▶ **Instruction**
Transcribe, word for word, the line containing "Serialize everything readable" and each line following it through the end of the listing below. Omit all other lines.

Raw records:
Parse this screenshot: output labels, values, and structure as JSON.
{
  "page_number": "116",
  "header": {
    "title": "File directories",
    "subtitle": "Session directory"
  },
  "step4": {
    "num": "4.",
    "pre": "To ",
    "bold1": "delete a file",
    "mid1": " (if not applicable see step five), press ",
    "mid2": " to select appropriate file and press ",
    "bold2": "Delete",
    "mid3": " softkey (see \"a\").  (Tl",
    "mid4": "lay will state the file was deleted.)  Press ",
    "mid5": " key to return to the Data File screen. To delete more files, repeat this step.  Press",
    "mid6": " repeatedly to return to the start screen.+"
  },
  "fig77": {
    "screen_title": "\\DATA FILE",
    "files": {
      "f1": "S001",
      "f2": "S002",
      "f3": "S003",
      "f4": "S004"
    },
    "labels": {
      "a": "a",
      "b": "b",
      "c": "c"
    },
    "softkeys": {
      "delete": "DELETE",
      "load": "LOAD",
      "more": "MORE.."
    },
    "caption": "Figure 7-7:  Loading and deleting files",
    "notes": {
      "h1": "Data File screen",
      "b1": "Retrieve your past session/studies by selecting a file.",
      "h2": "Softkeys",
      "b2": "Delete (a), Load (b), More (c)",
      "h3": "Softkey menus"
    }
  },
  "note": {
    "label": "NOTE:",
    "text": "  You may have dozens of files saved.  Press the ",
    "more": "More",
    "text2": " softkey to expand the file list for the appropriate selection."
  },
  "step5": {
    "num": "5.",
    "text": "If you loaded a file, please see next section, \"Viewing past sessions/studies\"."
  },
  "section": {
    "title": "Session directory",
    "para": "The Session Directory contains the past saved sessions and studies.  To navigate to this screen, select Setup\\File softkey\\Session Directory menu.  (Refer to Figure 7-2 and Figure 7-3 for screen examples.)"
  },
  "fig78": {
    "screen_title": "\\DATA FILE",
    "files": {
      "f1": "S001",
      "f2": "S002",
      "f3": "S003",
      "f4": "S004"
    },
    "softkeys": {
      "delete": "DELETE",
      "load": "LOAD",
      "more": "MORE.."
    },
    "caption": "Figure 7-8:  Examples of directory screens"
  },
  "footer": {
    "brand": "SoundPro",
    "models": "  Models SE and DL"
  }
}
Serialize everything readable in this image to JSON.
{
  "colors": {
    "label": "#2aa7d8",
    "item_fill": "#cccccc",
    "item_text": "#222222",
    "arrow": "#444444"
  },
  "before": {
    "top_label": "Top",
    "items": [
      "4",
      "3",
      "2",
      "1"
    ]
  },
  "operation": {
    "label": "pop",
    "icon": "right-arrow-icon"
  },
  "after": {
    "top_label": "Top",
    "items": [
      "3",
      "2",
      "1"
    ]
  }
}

▶ **Worked answer**
Serialize everything readable in this image to JSON.
{
  "colors": {
    "label": "#2aa7d8",
    "item_fill": "#cccccc",
    "item_text": "#222222",
    "arrow": "#444444"
  },
  "before": {
    "top_label": "Top",
    "items": [
      "4",
      "3",
      "2",
      "1"
    ]
  },
  "operation": {
    "label": "pop",
    "icon": "right-arrow-icon"
  },
  "after": {
    "top_label": "Top",
    "items": [
      "3",
      "2",
      "1"
    ]
  }
}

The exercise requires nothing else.